» JOB: Set all the material down again unchanged, without the pictures.

» ENTRIES PROVIDED:
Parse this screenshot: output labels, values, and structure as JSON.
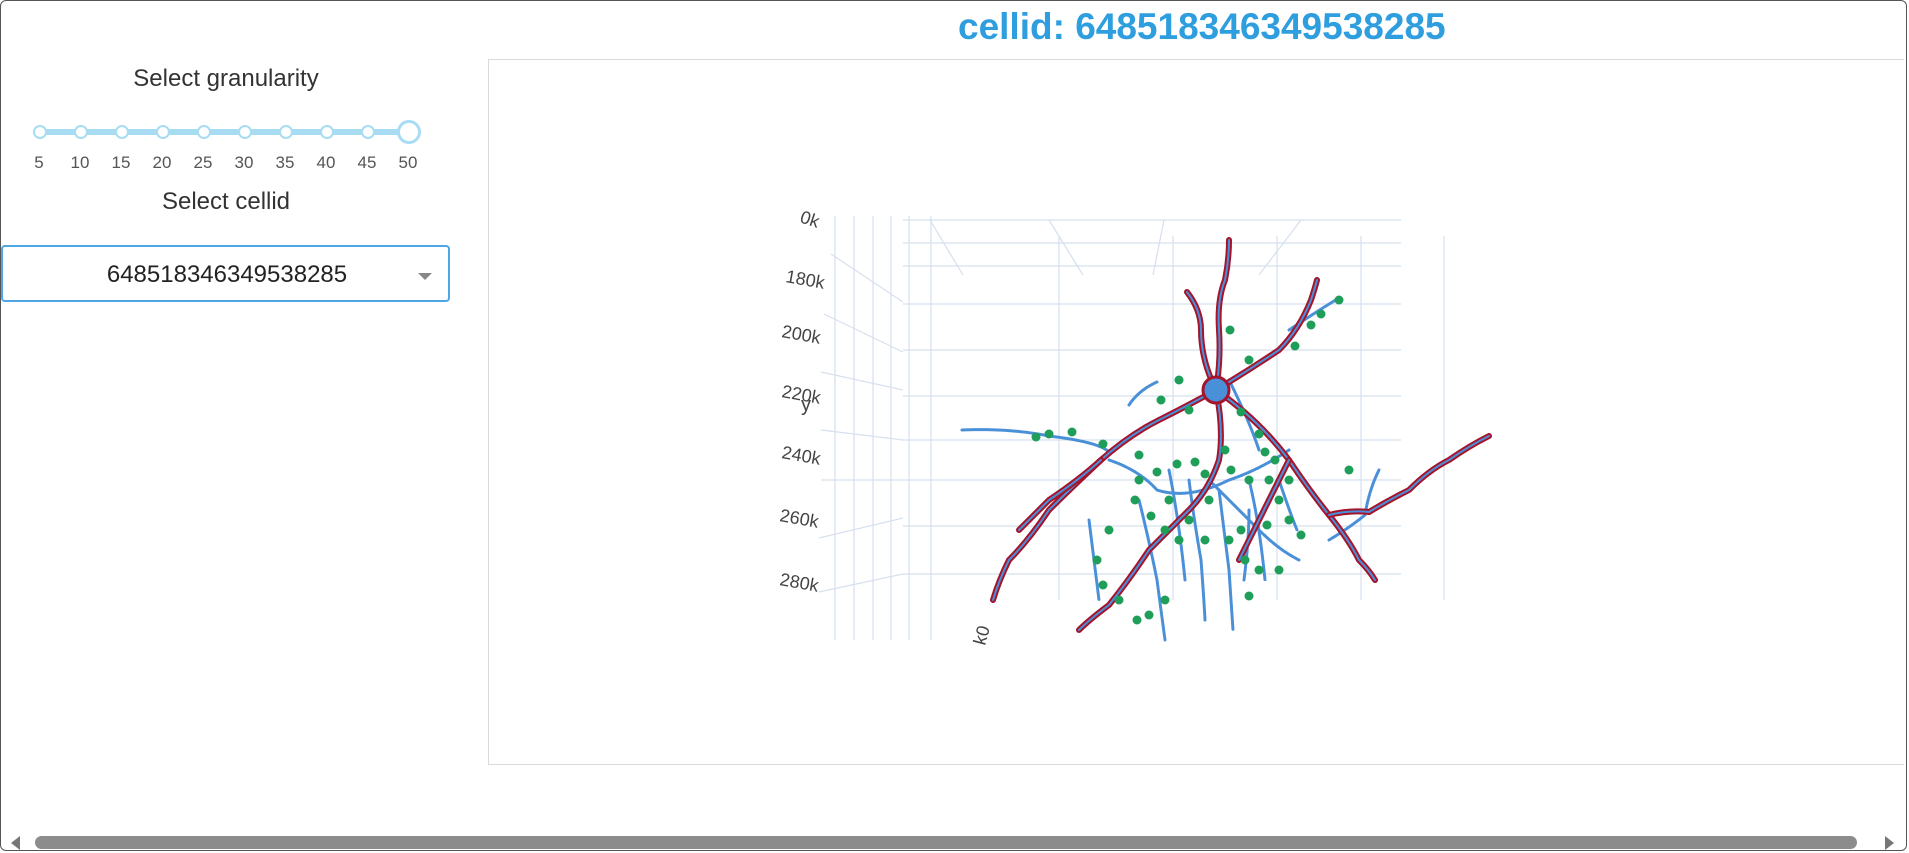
{
  "page_title": "cellid: 648518346349538285",
  "sidebar": {
    "granularity_label": "Select granularity",
    "granularity_marks": [
      "5",
      "10",
      "15",
      "20",
      "25",
      "30",
      "35",
      "40",
      "45",
      "50"
    ],
    "granularity_value": 50,
    "cellid_label": "Select cellid",
    "cellid_selected": "648518346349538285"
  },
  "plot": {
    "y_axis_title": "y",
    "y_ticks": [
      "0k",
      "180k",
      "200k",
      "220k",
      "240k",
      "260k",
      "280k"
    ],
    "x_partial_tick": "k0",
    "colors": {
      "axon_trace": "#4a90d9",
      "dendrite_marker": "#a5142b",
      "synapse": "#1e9e58",
      "grid": "#d6e0ee"
    }
  },
  "colors": {
    "accent": "#2f9ede",
    "slider": "#a8dcf3",
    "dropdown_border": "#4ea6e6"
  }
}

» WRITTEN ANSWER:
Parse this screenshot: output labels, values, and structure as JSON.
{
  "page_title": "cellid: 648518346349538285",
  "sidebar": {
    "granularity_label": "Select granularity",
    "granularity_marks": [
      "5",
      "10",
      "15",
      "20",
      "25",
      "30",
      "35",
      "40",
      "45",
      "50"
    ],
    "granularity_value": 50,
    "cellid_label": "Select cellid",
    "cellid_selected": "648518346349538285"
  },
  "plot": {
    "y_axis_title": "y",
    "y_ticks": [
      "0k",
      "180k",
      "200k",
      "220k",
      "240k",
      "260k",
      "280k"
    ],
    "x_partial_tick": "k0",
    "colors": {
      "axon_trace": "#4a90d9",
      "dendrite_marker": "#a5142b",
      "synapse": "#1e9e58",
      "grid": "#d6e0ee"
    }
  },
  "colors": {
    "accent": "#2f9ede",
    "slider": "#a8dcf3",
    "dropdown_border": "#4ea6e6"
  }
}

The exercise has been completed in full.